Switch each occurrence of "bar-value-offshore" in the rows below to "offshore-value-label", keeping everything else identical.

───── RECORD LIST

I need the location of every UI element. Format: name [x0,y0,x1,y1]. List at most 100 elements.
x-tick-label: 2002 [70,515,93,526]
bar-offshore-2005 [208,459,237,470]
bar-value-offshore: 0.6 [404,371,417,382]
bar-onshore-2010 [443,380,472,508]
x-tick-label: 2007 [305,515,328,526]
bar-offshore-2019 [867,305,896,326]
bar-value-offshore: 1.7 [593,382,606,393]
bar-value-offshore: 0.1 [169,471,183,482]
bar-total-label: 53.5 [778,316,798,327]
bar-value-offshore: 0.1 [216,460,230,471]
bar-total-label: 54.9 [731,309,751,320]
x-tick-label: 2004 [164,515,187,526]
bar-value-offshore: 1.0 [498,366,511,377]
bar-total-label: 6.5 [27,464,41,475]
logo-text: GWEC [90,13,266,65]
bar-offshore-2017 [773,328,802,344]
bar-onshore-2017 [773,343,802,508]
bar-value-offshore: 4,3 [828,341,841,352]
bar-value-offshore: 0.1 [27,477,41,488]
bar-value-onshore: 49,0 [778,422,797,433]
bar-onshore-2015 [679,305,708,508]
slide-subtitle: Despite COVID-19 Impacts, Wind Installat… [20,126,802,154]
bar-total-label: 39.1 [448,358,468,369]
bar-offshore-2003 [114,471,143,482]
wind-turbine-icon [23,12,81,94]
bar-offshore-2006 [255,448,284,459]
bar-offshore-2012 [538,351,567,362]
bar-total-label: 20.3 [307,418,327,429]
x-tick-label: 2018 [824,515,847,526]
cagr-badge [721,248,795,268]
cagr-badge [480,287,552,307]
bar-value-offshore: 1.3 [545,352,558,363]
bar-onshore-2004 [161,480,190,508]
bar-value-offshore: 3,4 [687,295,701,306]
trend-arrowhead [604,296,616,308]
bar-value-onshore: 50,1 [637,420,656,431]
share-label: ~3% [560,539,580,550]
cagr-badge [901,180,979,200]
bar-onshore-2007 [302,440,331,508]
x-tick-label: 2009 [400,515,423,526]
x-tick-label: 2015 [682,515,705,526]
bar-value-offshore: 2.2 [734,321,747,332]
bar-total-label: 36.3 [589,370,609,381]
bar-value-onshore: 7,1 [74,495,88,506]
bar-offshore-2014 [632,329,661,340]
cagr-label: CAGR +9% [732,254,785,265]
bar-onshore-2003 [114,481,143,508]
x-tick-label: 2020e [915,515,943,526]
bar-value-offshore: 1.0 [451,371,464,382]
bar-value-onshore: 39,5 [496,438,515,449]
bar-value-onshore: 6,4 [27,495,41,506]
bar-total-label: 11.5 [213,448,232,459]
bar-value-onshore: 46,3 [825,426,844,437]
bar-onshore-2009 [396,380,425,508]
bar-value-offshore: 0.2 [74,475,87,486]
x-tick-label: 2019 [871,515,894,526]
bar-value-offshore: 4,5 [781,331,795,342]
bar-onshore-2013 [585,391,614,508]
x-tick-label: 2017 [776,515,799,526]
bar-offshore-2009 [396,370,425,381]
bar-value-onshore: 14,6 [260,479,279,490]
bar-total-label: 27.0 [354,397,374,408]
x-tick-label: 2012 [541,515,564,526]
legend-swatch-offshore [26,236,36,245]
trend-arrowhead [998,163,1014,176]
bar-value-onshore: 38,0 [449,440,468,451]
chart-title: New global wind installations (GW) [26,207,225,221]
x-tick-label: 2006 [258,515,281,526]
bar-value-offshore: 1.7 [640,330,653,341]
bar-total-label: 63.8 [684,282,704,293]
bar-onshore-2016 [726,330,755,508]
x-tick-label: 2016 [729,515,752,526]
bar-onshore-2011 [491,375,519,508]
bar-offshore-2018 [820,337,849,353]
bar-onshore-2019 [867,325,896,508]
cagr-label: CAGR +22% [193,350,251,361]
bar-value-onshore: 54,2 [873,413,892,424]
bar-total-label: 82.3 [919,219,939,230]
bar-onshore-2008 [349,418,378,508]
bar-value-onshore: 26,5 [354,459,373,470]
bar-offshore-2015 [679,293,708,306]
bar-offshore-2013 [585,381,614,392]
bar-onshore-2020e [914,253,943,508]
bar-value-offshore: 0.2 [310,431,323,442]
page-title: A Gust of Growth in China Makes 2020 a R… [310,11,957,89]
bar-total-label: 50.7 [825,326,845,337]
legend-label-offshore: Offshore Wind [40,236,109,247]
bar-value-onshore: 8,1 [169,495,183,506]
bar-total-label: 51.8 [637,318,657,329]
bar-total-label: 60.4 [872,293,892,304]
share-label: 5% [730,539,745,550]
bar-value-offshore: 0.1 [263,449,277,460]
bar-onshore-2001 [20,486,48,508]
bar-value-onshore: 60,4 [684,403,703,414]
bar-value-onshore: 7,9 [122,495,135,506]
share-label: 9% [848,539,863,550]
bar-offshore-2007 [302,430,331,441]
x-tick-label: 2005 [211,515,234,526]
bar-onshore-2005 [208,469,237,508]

──────────

* [ANSWER TO THE TASK]:
I need the location of every UI element. Format: name [x0,y0,x1,y1]. List at most 100 elements.
x-tick-label: 2002 [70,515,93,526]
bar-offshore-2005 [208,459,237,470]
offshore-value-label: 0.6 [404,371,417,382]
bar-onshore-2010 [443,380,472,508]
x-tick-label: 2007 [305,515,328,526]
bar-offshore-2019 [867,305,896,326]
offshore-value-label: 1.7 [593,382,606,393]
offshore-value-label: 0.1 [169,471,183,482]
bar-total-label: 53.5 [778,316,798,327]
offshore-value-label: 0.1 [216,460,230,471]
bar-total-label: 54.9 [731,309,751,320]
x-tick-label: 2004 [164,515,187,526]
offshore-value-label: 1.0 [498,366,511,377]
bar-total-label: 6.5 [27,464,41,475]
logo-text: GWEC [90,13,266,65]
bar-offshore-2017 [773,328,802,344]
bar-onshore-2017 [773,343,802,508]
offshore-value-label: 4,3 [828,341,841,352]
offshore-value-label: 0.1 [27,477,41,488]
bar-value-onshore: 49,0 [778,422,797,433]
bar-onshore-2015 [679,305,708,508]
slide-subtitle: Despite COVID-19 Impacts, Wind Installat… [20,126,802,154]
bar-total-label: 39.1 [448,358,468,369]
bar-offshore-2003 [114,471,143,482]
wind-turbine-icon [23,12,81,94]
bar-offshore-2006 [255,448,284,459]
bar-offshore-2012 [538,351,567,362]
bar-total-label: 20.3 [307,418,327,429]
x-tick-label: 2018 [824,515,847,526]
cagr-badge [721,248,795,268]
cagr-badge [480,287,552,307]
offshore-value-label: 1.3 [545,352,558,363]
bar-onshore-2004 [161,480,190,508]
offshore-value-label: 3,4 [687,295,701,306]
trend-arrowhead [604,296,616,308]
bar-value-onshore: 50,1 [637,420,656,431]
share-label: ~3% [560,539,580,550]
cagr-badge [901,180,979,200]
bar-onshore-2007 [302,440,331,508]
x-tick-label: 2009 [400,515,423,526]
x-tick-label: 2015 [682,515,705,526]
offshore-value-label: 2.2 [734,321,747,332]
bar-total-label: 36.3 [589,370,609,381]
bar-value-onshore: 7,1 [74,495,88,506]
bar-offshore-2014 [632,329,661,340]
cagr-label: CAGR +9% [732,254,785,265]
bar-onshore-2003 [114,481,143,508]
x-tick-label: 2020e [915,515,943,526]
offshore-value-label: 1.0 [451,371,464,382]
bar-value-onshore: 39,5 [496,438,515,449]
bar-value-onshore: 6,4 [27,495,41,506]
bar-total-label: 11.5 [213,448,232,459]
bar-value-onshore: 46,3 [825,426,844,437]
bar-onshore-2009 [396,380,425,508]
offshore-value-label: 0.2 [74,475,87,486]
x-tick-label: 2019 [871,515,894,526]
offshore-value-label: 4,5 [781,331,795,342]
bar-onshore-2013 [585,391,614,508]
x-tick-label: 2017 [776,515,799,526]
bar-offshore-2009 [396,370,425,381]
bar-value-onshore: 14,6 [260,479,279,490]
bar-total-label: 27.0 [354,397,374,408]
x-tick-label: 2012 [541,515,564,526]
legend-swatch-offshore [26,236,36,245]
trend-arrowhead [998,163,1014,176]
bar-value-onshore: 38,0 [449,440,468,451]
chart-title: New global wind installations (GW) [26,207,225,221]
x-tick-label: 2006 [258,515,281,526]
offshore-value-label: 1.7 [640,330,653,341]
bar-total-label: 63.8 [684,282,704,293]
bar-onshore-2016 [726,330,755,508]
x-tick-label: 2016 [729,515,752,526]
bar-onshore-2011 [491,375,519,508]
bar-offshore-2018 [820,337,849,353]
bar-onshore-2019 [867,325,896,508]
cagr-label: CAGR +22% [193,350,251,361]
bar-value-onshore: 54,2 [873,413,892,424]
bar-total-label: 82.3 [919,219,939,230]
bar-onshore-2008 [349,418,378,508]
bar-value-onshore: 26,5 [354,459,373,470]
bar-offshore-2015 [679,293,708,306]
bar-offshore-2013 [585,381,614,392]
bar-onshore-2020e [914,253,943,508]
offshore-value-label: 0.2 [310,431,323,442]
page-title: A Gust of Growth in China Makes 2020 a R… [310,11,957,89]
bar-total-label: 50.7 [825,326,845,337]
legend-label-offshore: Offshore Wind [40,236,109,247]
bar-value-onshore: 8,1 [169,495,183,506]
bar-total-label: 51.8 [637,318,657,329]
bar-total-label: 60.4 [872,293,892,304]
share-label: 5% [730,539,745,550]
offshore-value-label: 0.1 [263,449,277,460]
bar-onshore-2001 [20,486,48,508]
bar-value-onshore: 60,4 [684,403,703,414]
bar-value-onshore: 7,9 [122,495,135,506]
share-label: 9% [848,539,863,550]
bar-offshore-2007 [302,430,331,441]
x-tick-label: 2005 [211,515,234,526]
bar-onshore-2005 [208,469,237,508]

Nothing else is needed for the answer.